Excerpts from a figure dataset
+ + +

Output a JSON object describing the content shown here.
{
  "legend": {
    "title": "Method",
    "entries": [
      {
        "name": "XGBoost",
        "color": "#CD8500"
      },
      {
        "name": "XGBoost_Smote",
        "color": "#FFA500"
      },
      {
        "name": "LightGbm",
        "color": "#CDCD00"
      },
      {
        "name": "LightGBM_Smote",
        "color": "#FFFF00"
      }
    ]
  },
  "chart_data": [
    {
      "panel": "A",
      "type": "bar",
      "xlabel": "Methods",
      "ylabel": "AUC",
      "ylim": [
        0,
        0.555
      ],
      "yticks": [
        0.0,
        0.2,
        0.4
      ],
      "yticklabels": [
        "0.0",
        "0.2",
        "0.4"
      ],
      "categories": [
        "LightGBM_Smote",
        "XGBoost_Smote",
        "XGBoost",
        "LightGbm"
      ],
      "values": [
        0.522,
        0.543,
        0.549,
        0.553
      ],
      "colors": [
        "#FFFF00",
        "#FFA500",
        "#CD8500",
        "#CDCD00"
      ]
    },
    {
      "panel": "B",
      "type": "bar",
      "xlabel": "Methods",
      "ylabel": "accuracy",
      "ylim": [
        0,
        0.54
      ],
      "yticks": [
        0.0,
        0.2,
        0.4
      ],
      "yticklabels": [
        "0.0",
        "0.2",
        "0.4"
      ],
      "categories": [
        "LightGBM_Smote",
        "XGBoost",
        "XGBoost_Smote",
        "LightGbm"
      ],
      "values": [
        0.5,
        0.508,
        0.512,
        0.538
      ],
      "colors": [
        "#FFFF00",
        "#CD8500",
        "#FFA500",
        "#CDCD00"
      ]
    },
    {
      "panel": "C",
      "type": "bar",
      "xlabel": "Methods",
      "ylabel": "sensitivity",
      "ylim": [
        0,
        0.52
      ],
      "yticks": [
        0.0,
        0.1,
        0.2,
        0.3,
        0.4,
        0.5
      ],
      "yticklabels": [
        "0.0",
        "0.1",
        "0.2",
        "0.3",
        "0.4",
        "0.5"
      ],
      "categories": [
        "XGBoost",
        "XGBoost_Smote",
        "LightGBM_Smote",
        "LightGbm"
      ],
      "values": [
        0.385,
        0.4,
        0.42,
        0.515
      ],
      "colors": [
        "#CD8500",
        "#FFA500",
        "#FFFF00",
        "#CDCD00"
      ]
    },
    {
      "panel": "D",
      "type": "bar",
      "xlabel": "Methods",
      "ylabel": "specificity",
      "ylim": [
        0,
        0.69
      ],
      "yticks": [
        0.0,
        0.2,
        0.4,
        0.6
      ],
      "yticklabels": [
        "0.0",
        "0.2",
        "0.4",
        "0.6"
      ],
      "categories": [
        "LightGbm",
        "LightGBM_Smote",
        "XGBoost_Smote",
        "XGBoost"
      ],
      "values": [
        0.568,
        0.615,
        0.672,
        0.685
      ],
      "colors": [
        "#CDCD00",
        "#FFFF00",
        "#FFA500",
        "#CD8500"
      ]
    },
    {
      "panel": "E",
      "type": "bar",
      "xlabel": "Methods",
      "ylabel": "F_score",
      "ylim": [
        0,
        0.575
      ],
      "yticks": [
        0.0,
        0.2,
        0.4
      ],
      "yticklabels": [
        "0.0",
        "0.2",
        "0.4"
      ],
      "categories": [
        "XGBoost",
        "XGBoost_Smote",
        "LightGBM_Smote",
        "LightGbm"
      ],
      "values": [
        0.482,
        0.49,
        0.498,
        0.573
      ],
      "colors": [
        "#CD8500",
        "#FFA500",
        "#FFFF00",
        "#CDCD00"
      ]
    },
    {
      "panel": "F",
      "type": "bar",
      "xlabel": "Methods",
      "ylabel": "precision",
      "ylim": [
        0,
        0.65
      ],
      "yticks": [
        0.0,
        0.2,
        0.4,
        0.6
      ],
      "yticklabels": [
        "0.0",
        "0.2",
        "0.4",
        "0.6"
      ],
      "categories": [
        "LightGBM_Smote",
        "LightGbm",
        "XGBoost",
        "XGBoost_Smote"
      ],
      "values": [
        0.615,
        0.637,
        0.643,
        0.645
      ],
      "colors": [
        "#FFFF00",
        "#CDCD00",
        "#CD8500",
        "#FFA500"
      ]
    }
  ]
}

+ + +

Task brief: Show the lines that mention the word "panel".

Written answer:
      "panel": "A",
      "panel": "B",
      "panel": "C",
      "panel": "D",
      "panel": "E",
      "panel": "F",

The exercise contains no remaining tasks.